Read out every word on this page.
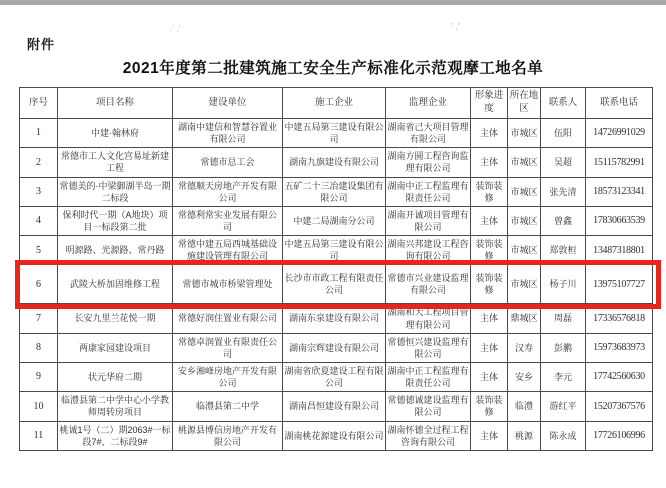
·' ,'	'' ,''
附件
2021年度第二批建筑施工安全生产标准化示范观摩工地名单
序号	项目名称	建设单位	施工企业	监理企业	形象进度	所在地区	联系人	联系电话
1	中建·翰林府	湖南中建信和智慧谷置业有限公司	中建五局第三建设有限公司	湖南省己大项目管理有限公司	主体	市城区	伍阳	14726991029
2	常德市工人文化宫易址新建工程	常德市总工会	湖南九旗建设有限公司	湖南方圆工程咨询监理有限公司	主体	市城区	吴超	15115782991
3	常德美的·中梁御湖半岛一期二标段	常德顺天房地产开发有限公司	五矿二十三冶建设集团有限公司	湖南中正工程监理有限责任公司	装饰装修	市城区	张先清	18573123341
4	保利时代一期（A地块）项目一标段第二批	常德利常实业发展有限公司	中建二局湖南分公司	湖南开诚项目管理有限公司	主体	市城区	曾鑫	17830663539
5	明源路、光源路、常丹路	常德中建五局西城基础设施建设管理有限公司	中建五局第三建设有限公司	湖南兴邦建设工程咨询有限公司	装饰装修	市城区	郑敦桓	13487318801
6	武陵大桥加固维修工程	常德市城市桥梁管理处	长沙市市政工程有限责任公司	常德市兴业建设监理有限公司	装饰装修	市城区	杨子川	13975107727
7	长安九里兰花悦一期	常德好润住置业有限公司	湖南东泉建设有限公司	湖南和天工程项目管理有限公司	主体	鼎城区	周磊	17336576818
8	两康家园建设项目	常德卓润置业有限责任公司	湖南宗辉建设有限公司	常德恒兴建设监理有限公司	主体	汉寿	彭鹏	15973683973
9	状元华府二期	安乡湘峰房地产开发有限公司	湖南省欣夏建设工程有限公司	湖南中正工程监理有限责任公司	主体	安乡	李元	17742560630
10	临澧县第二中学中心小学教师周转房项目	临澧县第二中学	湖南昌恒建设有限公司	常德德诚建设监理有限公司	装饰装修	临澧	游红平	15207367576
11	桃诚1号（二）期2063#一标段7#、二标段9#	桃源县博信房地产开发有限公司	湖南桃花源建设有限公司	湖南怀德全过程工程咨询有限公司	主体	桃源	陈永成	17726106996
★ ★ ★
Written exercise:
In the entries above, some lines may contain the string "湖南中正工程监理有限责任公司"; report how many, without additional comment.

Problem solution:
2